Pull out every line of the data below that contains the string "text".

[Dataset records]

----

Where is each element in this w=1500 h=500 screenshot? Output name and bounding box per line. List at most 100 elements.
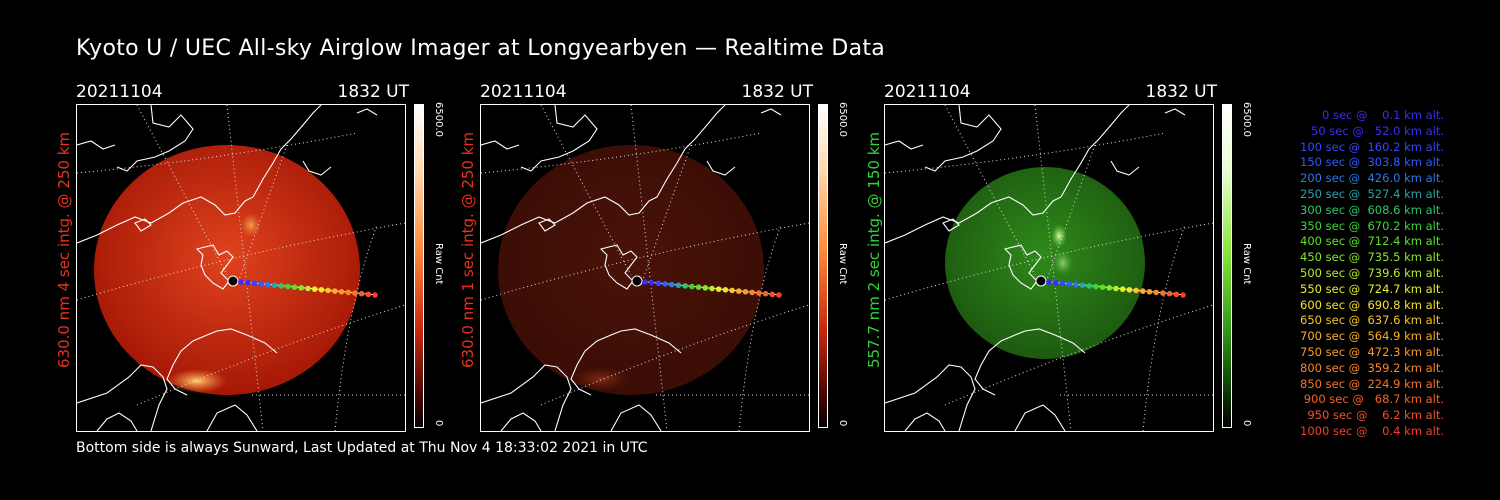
svalbard-outline (1003, 244, 1042, 290)
trajectory-dot (709, 285, 715, 292)
trajectory-dot (318, 287, 325, 293)
trajectory-dot (1133, 287, 1139, 294)
imager-panel-2: 20211104 1832 UT (480, 82, 815, 432)
coast-path (610, 404, 662, 431)
trajectory-dot (675, 282, 682, 289)
aurora-spot (571, 367, 631, 391)
trajectory-dot (285, 283, 291, 290)
trajectory-dot (736, 288, 742, 294)
coast-path (481, 140, 520, 150)
trajectory-dot (749, 289, 755, 296)
coast-path (904, 412, 946, 431)
trajectory-dot (642, 279, 648, 285)
sky-disc (498, 145, 764, 395)
panel-1-ylabel-text: 630.0 nm 4 sec intg. @ 250 km (55, 131, 73, 369)
colorbar-3 (1222, 104, 1232, 428)
coast-path (481, 364, 572, 431)
panel-3-ylabel-text: 557.7 nm 2 sec intg. @ 150 km (865, 131, 883, 369)
sky-disc (945, 167, 1145, 359)
island-outline (538, 218, 556, 232)
allsky-image-630-1s (480, 104, 810, 432)
grid-line (77, 132, 358, 174)
trajectory-dot (345, 289, 352, 296)
trajectory-dot (695, 284, 702, 290)
coast-path (96, 412, 138, 431)
trajectory-dot (271, 282, 278, 289)
trajectory-legend: 0 sec @ 0.1 km alt. 50 sec @ 52.0 km alt.… (1262, 108, 1444, 440)
trajectory-dot (1113, 285, 1119, 292)
trajectory-dot (244, 279, 251, 286)
coast-path (1164, 108, 1186, 116)
trajectory-dot (358, 290, 365, 297)
grid-line (1142, 224, 1186, 431)
legend-entry: 250 sec @ 527.4 km alt. (1300, 186, 1444, 201)
station-marker (1035, 275, 1047, 287)
footer-note: Bottom side is always Sunward, Last Upda… (76, 440, 648, 456)
legend-entry: 0 sec @ 0.1 km alt. (1321, 108, 1444, 122)
legend-entry: 800 sec @ 359.2 km alt. (1300, 360, 1444, 375)
trajectory-dot (265, 281, 271, 288)
grid-line (481, 132, 762, 174)
trajectory-dot (1079, 282, 1086, 289)
trajectory-dot (1052, 279, 1059, 286)
panel-2-ylabel-text: 630.0 nm 1 sec intg. @ 250 km (459, 131, 477, 369)
trajectory-dot (1046, 279, 1052, 285)
legend-entry: 900 sec @ 68.7 km alt. (1303, 392, 1444, 407)
trajectory (1035, 275, 1186, 298)
legend-entry: 550 sec @ 724.7 km alt. (1300, 281, 1444, 296)
image-layer (498, 145, 764, 395)
grid-line (1044, 144, 1096, 286)
legend-entry: 450 sec @ 735.5 km alt. (1300, 250, 1444, 265)
coast-path (1014, 404, 1066, 431)
trajectory-dot (332, 288, 338, 294)
trajectory-dot (648, 279, 655, 286)
coast-path (77, 140, 116, 150)
station-marker (227, 275, 239, 287)
trajectory-dot (1173, 291, 1180, 298)
legend-entry: 100 sec @ 160.2 km alt. (1300, 139, 1444, 154)
trajectory (227, 275, 378, 298)
coast-path (885, 364, 976, 431)
trajectory-dot (238, 279, 244, 285)
trajectory-dot (1180, 292, 1186, 298)
geo-grid (481, 105, 809, 431)
trajectory-dot (352, 290, 358, 296)
trajectory-dot (1086, 283, 1092, 289)
panel-date: 20211104 (480, 82, 567, 102)
colorbar-1 (414, 104, 424, 428)
svalbard-outline (195, 244, 234, 290)
panel-date: 20211104 (884, 82, 971, 102)
trajectory-dot (1126, 287, 1133, 293)
trajectory-dot (669, 281, 675, 288)
trajectory-dot (305, 285, 311, 292)
trajectory-dot (298, 285, 305, 291)
coast-path (974, 328, 1086, 396)
trajectory-dot (1166, 290, 1173, 297)
coast-path (885, 140, 924, 150)
page-title: Kyoto U / UEC All-sky Airglow Imager at … (76, 36, 886, 61)
colorbar-2-unit: Raw Cnt (837, 243, 848, 285)
panel-date: 20211104 (76, 82, 163, 102)
legend-entry: 1000 sec @ 0.4 km alt. (1300, 423, 1444, 438)
coast-path (77, 105, 322, 244)
trajectory-dot (722, 287, 729, 293)
grid-line (944, 105, 1036, 276)
colorbar-1-max: 6500.0 (433, 102, 444, 137)
coast-path (1110, 160, 1140, 176)
trajectory-dot (278, 283, 284, 289)
svalbard-outline (599, 244, 638, 290)
trajectory-dot (682, 283, 688, 289)
colorbar-1-unit: Raw Cnt (433, 243, 444, 285)
trajectory-dot (776, 292, 782, 298)
trajectory-dot (1153, 289, 1159, 296)
panel-2-ylabel: 630.0 nm 1 sec intg. @ 250 km (456, 0, 480, 500)
trajectory-dot (662, 281, 668, 287)
trajectory-dot (702, 285, 709, 291)
coast-path (500, 412, 542, 431)
coast-path (206, 404, 258, 431)
trajectory (631, 275, 782, 298)
trajectory-dot (1146, 288, 1153, 295)
image-layer (94, 145, 360, 395)
imager-panel-3: 20211104 1832 UT (884, 82, 1219, 432)
coast-path (885, 105, 1130, 244)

----

→ **SOLVED PROBLEM**
panel-1-ylabel-text: 630.0 nm 4 sec intg. @ 250 km (55, 131, 73, 369)
panel-3-ylabel-text: 557.7 nm 2 sec intg. @ 150 km (865, 131, 883, 369)
panel-2-ylabel-text: 630.0 nm 1 sec intg. @ 250 km (459, 131, 477, 369)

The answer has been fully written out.